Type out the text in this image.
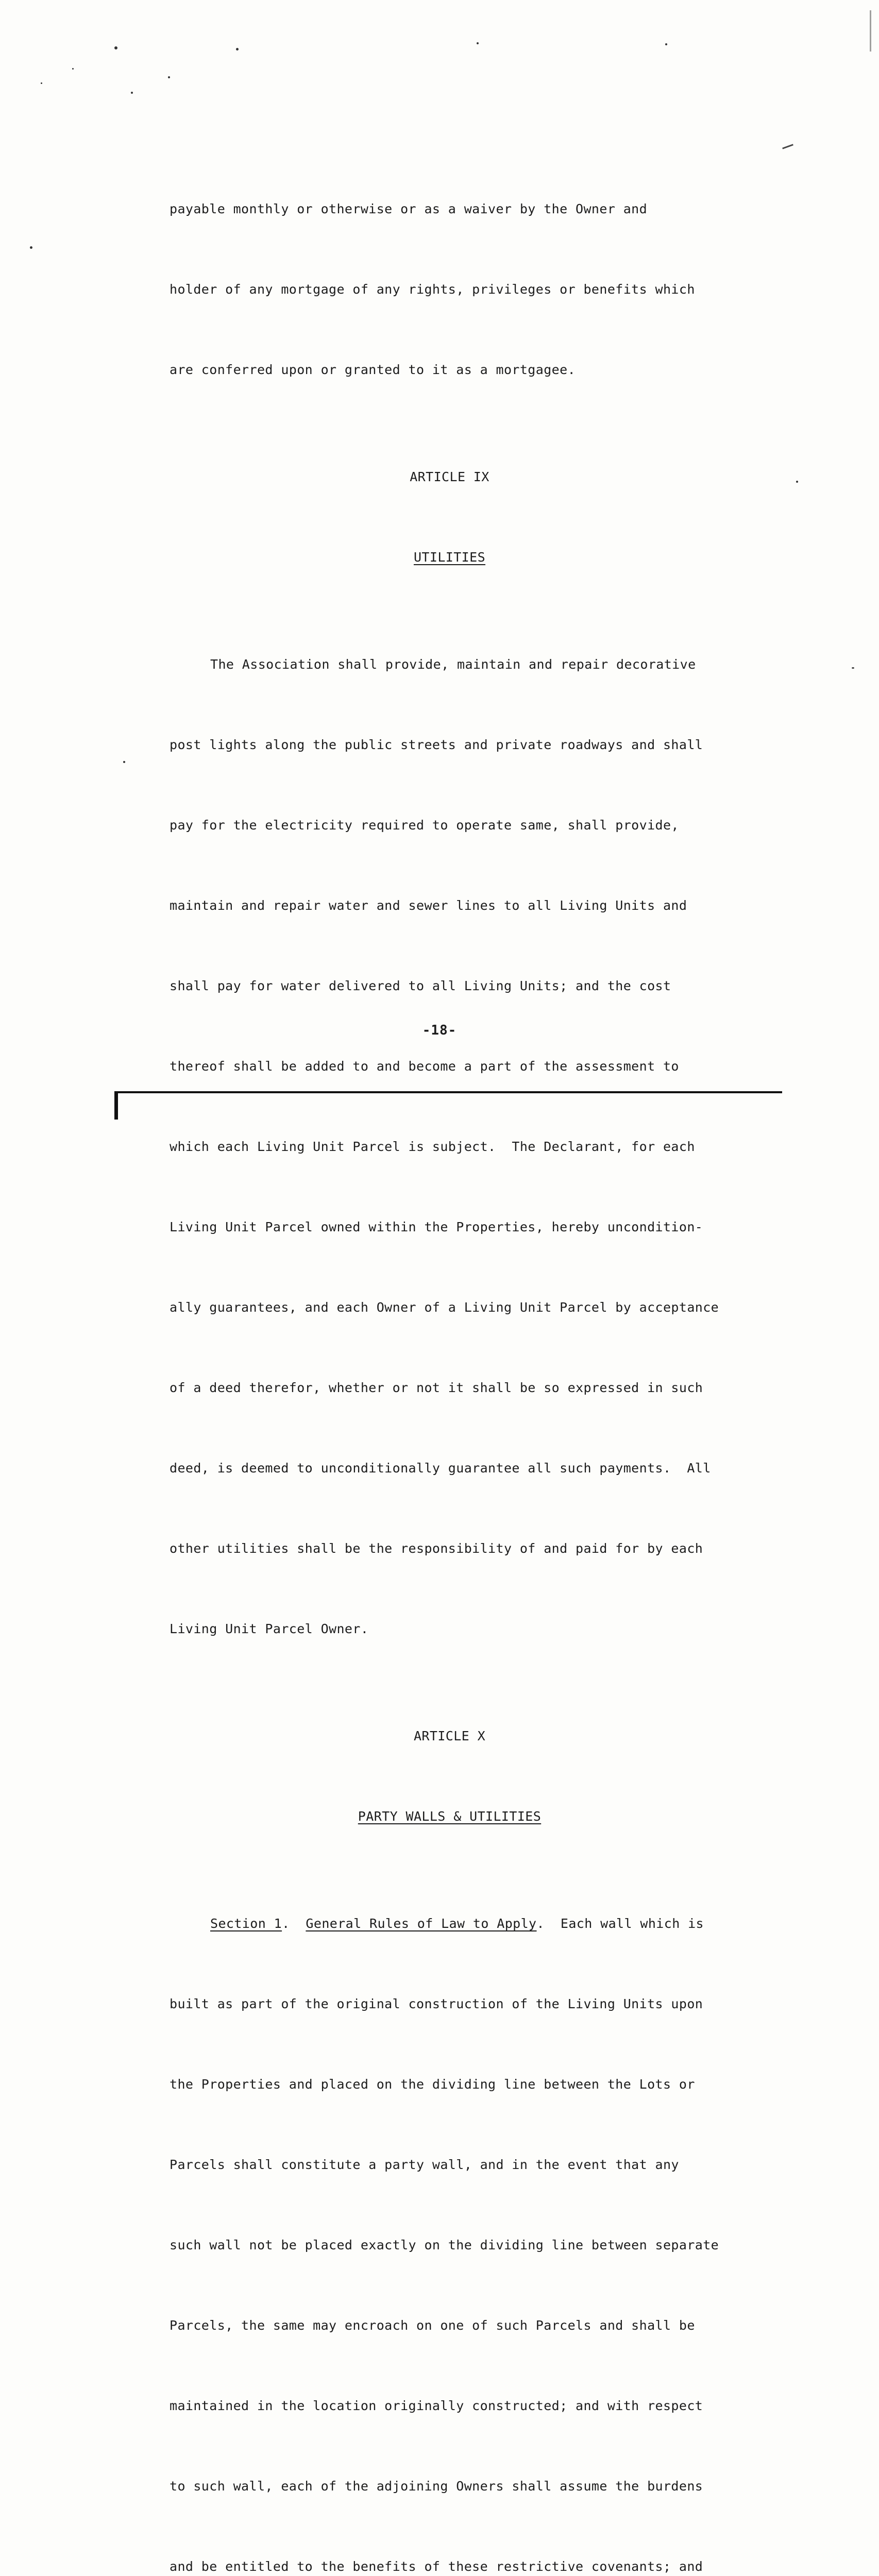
payable monthly or otherwise or as a waiver by the Owner and

holder of any mortgage of any rights, privileges or benefits which

are conferred upon or granted to it as a mortgagee.

ARTICLE IX

UTILITIES

The Association shall provide, maintain and repair decorative

post lights along the public streets and private roadways and shall

pay for the electricity required to operate same, shall provide,

maintain and repair water and sewer lines to all Living Units and

shall pay for water delivered to all Living Units; and the cost

thereof shall be added to and become a part of the assessment to

which each Living Unit Parcel is subject.  The Declarant, for each

Living Unit Parcel owned within the Properties, hereby uncondition-

ally guarantees, and each Owner of a Living Unit Parcel by acceptance

of a deed therefor, whether or not it shall be so expressed in such

deed, is deemed to unconditionally guarantee all such payments.  All

other utilities shall be the responsibility of and paid for by each

Living Unit Parcel Owner.

ARTICLE X

PARTY WALLS & UTILITIES

Section 1.  General Rules of Law to Apply.  Each wall which is

built as part of the original construction of the Living Units upon

the Properties and placed on the dividing line between the Lots or

Parcels shall constitute a party wall, and in the event that any

such wall not be placed exactly on the dividing line between separate

Parcels, the same may encroach on one of such Parcels and shall be

maintained in the location originally constructed; and with respect

to such wall, each of the adjoining Owners shall assume the burdens

and be entitled to the benefits of these restrictive covenants; and

-18-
☆ ☆ ☆
◆ WHAT IS NEEDED
Please write out all of the material above without changing a word, and omit any pictures.

◆ THE RESPONSE
Type out the text in this image.
payable monthly or otherwise or as a waiver by the Owner and

holder of any mortgage of any rights, privileges or benefits which

are conferred upon or granted to it as a mortgagee.

ARTICLE IX

UTILITIES

The Association shall provide, maintain and repair decorative

post lights along the public streets and private roadways and shall

pay for the electricity required to operate same, shall provide,

maintain and repair water and sewer lines to all Living Units and

shall pay for water delivered to all Living Units; and the cost

thereof shall be added to and become a part of the assessment to

which each Living Unit Parcel is subject.  The Declarant, for each

Living Unit Parcel owned within the Properties, hereby uncondition-

ally guarantees, and each Owner of a Living Unit Parcel by acceptance

of a deed therefor, whether or not it shall be so expressed in such

deed, is deemed to unconditionally guarantee all such payments.  All

other utilities shall be the responsibility of and paid for by each

Living Unit Parcel Owner.

ARTICLE X

PARTY WALLS & UTILITIES

Section 1.  General Rules of Law to Apply.  Each wall which is

built as part of the original construction of the Living Units upon

the Properties and placed on the dividing line between the Lots or

Parcels shall constitute a party wall, and in the event that any

such wall not be placed exactly on the dividing line between separate

Parcels, the same may encroach on one of such Parcels and shall be

maintained in the location originally constructed; and with respect

to such wall, each of the adjoining Owners shall assume the burdens

and be entitled to the benefits of these restrictive covenants; and

-18-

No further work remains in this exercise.